▶ **EXERCISE PROMPT**: Comb through the entries for "JSON" and pull out each line that holds it.

▶ **PROVIDED ENTRIES**:

-.-.-

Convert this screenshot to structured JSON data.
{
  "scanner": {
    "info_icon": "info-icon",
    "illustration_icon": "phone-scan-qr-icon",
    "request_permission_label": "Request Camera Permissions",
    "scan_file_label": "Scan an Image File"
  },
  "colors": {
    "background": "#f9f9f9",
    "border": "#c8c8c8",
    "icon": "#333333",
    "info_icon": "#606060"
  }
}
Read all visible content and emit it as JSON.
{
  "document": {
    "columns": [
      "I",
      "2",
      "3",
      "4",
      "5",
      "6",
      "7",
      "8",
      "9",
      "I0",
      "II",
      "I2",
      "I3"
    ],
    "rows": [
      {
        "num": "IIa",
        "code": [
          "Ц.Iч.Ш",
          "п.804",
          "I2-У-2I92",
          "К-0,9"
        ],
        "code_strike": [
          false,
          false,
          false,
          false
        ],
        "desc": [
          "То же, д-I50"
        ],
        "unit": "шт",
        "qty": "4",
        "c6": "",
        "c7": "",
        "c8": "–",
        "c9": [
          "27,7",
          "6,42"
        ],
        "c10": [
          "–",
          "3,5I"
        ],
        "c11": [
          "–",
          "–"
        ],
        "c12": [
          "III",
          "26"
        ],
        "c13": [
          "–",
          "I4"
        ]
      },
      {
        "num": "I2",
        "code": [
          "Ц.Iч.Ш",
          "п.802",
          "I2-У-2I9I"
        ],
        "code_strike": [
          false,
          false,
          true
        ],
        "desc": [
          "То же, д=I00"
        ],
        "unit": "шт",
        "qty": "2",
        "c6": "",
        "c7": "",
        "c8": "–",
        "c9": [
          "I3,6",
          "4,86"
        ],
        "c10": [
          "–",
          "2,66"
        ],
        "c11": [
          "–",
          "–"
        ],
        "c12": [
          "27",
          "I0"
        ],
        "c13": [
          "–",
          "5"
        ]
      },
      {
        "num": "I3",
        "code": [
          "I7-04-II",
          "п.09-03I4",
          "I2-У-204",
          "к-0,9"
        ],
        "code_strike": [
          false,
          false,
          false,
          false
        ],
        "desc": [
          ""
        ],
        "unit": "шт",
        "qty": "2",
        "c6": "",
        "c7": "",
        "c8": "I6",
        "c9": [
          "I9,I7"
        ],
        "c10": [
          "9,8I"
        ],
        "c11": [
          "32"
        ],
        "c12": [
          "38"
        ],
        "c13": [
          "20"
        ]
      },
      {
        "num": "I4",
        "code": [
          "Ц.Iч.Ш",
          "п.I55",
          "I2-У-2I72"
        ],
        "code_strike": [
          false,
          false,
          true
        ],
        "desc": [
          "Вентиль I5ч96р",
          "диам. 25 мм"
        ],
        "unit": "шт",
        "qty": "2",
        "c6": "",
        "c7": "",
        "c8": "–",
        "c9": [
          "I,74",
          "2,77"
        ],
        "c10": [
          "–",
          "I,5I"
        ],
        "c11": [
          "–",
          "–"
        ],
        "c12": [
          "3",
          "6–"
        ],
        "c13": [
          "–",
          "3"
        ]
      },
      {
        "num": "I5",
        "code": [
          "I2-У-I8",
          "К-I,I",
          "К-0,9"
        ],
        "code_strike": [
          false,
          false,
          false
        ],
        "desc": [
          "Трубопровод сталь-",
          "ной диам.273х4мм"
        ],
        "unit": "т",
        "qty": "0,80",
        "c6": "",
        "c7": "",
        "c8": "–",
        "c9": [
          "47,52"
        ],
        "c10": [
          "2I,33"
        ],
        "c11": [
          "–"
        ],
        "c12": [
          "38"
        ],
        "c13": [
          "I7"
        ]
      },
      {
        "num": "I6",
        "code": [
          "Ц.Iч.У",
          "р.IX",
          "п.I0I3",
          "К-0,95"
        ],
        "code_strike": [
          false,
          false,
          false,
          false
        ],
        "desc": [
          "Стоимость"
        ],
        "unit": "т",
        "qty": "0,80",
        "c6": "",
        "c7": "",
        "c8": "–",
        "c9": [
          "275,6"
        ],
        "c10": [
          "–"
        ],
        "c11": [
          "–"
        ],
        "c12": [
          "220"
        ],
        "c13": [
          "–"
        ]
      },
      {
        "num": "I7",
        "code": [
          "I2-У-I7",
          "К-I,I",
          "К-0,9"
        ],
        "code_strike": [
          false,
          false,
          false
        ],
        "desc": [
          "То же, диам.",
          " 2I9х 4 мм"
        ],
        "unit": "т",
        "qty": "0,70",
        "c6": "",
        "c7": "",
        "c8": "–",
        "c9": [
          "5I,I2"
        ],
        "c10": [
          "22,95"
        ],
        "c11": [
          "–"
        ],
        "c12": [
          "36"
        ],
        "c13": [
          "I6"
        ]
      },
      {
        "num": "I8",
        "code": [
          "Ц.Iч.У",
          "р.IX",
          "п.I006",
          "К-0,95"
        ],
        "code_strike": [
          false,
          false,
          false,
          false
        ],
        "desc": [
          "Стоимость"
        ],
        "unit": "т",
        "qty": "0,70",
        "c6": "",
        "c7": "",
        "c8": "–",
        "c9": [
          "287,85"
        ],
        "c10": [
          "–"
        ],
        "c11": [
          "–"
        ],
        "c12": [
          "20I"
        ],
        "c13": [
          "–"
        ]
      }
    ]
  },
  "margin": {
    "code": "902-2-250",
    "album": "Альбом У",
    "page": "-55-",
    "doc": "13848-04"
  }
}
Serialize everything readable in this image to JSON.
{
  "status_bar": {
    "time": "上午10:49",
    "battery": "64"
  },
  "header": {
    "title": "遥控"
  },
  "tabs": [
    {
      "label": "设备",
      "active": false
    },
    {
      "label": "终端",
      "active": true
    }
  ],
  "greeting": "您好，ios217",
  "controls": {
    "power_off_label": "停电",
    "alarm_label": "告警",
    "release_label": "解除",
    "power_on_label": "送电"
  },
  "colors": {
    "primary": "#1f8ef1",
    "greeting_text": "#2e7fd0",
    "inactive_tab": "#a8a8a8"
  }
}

-.-.-

▶ **SOLUTION**:
Convert this screenshot to structured JSON data.
Read all visible content and emit it as JSON.
Serialize everything readable in this image to JSON.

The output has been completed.